THE EXERCISE
Locate the lines of the listing below that hold "page", then copy each of them.

INPUT

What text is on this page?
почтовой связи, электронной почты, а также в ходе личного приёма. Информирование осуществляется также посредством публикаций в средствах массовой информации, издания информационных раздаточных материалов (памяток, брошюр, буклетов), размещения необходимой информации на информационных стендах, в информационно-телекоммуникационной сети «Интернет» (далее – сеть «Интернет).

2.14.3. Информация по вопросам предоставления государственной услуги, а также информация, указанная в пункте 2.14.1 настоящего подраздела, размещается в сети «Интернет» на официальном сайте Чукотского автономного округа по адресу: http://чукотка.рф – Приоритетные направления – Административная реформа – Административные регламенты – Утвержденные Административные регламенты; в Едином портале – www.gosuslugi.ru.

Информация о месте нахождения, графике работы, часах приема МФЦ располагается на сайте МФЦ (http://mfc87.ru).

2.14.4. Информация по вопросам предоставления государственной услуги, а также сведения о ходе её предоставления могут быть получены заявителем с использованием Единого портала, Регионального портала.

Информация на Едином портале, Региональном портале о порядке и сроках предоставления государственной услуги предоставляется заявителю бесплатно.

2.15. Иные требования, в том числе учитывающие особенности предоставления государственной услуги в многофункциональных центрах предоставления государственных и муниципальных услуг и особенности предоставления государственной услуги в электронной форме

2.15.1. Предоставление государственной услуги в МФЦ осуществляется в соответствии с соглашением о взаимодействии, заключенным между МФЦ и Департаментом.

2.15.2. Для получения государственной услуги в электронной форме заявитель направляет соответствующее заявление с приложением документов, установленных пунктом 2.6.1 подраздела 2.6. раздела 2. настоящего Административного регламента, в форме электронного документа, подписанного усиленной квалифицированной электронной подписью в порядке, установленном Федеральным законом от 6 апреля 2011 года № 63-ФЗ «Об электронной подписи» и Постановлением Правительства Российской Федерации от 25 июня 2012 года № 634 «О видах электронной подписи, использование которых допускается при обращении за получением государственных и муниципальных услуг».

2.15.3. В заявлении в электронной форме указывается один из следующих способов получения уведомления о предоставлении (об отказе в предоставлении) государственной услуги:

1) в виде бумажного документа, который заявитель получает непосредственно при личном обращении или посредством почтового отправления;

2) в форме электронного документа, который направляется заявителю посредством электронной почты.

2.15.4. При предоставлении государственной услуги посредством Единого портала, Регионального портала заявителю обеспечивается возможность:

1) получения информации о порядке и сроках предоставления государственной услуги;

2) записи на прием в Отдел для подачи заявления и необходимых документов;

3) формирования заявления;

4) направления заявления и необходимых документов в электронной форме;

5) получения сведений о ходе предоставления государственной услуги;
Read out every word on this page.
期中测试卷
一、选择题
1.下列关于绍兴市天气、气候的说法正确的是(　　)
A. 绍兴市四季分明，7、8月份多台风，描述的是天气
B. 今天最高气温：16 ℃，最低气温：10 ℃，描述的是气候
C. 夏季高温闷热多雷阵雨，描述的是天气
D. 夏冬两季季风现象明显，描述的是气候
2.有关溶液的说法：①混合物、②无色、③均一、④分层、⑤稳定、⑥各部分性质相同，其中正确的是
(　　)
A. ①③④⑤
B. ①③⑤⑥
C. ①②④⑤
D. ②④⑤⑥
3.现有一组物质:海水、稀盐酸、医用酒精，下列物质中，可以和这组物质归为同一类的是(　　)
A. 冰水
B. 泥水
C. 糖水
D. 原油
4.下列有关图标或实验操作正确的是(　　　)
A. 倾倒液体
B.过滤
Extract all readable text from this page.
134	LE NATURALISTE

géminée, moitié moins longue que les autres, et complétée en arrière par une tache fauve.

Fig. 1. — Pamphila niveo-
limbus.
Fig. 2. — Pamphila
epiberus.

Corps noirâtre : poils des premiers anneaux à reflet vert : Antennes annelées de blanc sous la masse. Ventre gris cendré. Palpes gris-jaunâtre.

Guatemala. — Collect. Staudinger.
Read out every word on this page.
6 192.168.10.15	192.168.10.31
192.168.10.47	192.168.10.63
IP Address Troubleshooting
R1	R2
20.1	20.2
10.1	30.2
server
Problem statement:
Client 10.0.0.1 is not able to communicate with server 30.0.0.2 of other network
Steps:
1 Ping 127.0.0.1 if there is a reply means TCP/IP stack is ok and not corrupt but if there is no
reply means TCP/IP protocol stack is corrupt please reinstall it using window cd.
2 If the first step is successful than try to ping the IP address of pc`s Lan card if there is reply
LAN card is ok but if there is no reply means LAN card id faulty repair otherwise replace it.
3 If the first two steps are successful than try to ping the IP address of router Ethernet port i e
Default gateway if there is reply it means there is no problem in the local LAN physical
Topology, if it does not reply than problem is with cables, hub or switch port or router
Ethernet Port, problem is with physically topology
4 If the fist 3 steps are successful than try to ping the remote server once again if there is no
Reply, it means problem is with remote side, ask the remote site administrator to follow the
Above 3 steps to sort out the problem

RESULT BELOW
What text is on this page?
Read out every word on this page.
Extract all readable text from this page.
Read out every word on this page.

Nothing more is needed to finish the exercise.